Extracted information –

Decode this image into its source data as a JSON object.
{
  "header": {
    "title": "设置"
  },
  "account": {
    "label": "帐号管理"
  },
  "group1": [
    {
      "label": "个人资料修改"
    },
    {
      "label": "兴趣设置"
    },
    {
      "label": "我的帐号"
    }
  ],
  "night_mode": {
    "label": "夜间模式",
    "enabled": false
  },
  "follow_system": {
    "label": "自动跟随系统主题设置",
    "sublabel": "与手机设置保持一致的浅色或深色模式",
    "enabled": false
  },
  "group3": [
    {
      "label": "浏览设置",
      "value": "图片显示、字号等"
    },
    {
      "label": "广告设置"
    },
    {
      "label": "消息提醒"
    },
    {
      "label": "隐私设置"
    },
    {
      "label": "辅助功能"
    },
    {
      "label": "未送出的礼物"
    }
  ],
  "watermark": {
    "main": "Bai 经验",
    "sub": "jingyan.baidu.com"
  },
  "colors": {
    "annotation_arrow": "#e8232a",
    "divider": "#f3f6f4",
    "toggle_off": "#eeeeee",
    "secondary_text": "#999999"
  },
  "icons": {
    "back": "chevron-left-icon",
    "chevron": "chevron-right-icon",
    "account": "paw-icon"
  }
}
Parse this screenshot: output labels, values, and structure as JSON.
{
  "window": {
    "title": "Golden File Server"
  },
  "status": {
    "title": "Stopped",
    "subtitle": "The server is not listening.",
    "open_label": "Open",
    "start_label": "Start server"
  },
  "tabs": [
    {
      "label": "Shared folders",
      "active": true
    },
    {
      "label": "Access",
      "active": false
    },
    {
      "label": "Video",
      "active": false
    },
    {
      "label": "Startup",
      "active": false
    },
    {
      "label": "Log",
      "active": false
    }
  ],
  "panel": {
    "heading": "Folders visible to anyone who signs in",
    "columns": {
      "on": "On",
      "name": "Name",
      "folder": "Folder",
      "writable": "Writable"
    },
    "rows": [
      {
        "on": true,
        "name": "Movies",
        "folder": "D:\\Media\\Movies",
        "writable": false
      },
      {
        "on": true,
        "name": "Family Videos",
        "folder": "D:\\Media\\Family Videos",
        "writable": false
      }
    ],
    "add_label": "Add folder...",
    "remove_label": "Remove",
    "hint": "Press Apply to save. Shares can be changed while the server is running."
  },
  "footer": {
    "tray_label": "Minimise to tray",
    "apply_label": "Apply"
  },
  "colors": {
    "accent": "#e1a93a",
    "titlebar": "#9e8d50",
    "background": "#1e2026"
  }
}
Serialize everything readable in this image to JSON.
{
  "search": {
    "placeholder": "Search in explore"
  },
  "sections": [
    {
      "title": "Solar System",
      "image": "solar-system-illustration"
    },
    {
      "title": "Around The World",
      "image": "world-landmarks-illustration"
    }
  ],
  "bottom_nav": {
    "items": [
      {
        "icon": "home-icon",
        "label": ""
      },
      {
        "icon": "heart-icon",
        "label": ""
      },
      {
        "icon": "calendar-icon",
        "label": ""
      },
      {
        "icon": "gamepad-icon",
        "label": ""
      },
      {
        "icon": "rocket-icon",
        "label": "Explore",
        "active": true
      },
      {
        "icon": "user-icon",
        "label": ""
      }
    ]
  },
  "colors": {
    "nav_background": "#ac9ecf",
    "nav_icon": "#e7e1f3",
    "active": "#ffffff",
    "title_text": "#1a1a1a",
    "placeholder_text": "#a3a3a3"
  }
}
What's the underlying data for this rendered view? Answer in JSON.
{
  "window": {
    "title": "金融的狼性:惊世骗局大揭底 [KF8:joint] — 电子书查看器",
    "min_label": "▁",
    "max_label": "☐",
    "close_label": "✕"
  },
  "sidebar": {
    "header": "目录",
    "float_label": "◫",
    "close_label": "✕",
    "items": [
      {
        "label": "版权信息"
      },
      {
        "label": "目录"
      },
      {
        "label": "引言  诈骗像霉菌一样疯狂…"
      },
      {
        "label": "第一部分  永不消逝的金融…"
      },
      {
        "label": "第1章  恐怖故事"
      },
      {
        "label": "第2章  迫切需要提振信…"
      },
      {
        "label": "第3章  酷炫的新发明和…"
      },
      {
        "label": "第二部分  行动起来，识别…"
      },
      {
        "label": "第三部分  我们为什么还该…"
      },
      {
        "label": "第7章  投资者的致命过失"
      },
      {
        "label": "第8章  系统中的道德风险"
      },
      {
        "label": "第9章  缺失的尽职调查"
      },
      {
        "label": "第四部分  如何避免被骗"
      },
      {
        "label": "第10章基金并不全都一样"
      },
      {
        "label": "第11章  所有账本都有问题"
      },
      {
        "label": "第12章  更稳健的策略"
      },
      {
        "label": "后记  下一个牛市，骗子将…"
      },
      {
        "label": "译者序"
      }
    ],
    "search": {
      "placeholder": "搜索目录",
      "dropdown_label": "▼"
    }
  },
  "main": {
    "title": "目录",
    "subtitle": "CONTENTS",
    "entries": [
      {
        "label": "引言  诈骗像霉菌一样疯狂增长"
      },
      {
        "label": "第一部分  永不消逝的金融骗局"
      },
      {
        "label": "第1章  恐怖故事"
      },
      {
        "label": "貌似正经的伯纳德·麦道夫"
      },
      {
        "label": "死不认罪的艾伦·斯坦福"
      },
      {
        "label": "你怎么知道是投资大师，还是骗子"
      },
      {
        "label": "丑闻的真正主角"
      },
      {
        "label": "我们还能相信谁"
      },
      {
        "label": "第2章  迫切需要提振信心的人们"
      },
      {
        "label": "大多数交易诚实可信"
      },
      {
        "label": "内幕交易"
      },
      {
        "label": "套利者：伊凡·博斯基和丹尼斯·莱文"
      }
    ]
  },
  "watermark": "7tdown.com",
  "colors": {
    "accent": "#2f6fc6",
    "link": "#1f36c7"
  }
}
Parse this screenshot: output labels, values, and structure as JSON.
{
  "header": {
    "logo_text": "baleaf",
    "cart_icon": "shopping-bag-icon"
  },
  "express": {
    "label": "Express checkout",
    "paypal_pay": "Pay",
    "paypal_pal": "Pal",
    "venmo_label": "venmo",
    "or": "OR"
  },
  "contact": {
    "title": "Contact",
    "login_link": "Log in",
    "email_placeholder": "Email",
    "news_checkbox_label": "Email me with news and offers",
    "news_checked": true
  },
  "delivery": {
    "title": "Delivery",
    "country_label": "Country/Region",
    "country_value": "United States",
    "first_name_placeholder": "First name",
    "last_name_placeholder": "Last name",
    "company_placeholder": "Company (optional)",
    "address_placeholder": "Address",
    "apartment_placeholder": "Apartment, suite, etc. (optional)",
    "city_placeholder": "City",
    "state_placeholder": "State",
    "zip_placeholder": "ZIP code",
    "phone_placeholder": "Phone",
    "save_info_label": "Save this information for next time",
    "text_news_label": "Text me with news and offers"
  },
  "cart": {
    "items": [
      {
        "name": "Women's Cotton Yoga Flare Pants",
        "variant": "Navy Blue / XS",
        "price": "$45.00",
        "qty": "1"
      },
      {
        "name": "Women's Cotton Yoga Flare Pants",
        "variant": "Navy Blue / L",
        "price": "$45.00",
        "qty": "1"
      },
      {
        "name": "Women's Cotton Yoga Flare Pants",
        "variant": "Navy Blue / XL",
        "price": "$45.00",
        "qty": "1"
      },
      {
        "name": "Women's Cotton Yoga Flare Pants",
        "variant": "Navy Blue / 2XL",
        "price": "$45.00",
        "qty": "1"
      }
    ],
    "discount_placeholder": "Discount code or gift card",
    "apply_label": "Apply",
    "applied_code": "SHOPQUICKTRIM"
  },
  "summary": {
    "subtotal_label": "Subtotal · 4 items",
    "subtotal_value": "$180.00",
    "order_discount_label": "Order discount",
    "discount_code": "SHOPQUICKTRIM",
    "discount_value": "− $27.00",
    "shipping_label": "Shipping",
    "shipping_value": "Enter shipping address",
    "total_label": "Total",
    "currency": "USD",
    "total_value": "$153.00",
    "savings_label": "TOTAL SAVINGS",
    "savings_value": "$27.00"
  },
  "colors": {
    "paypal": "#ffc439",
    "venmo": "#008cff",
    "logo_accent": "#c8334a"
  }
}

Task goal –
Work through the records above line by line and count those that hold the string "chevron". Give only the result.

Final result –
2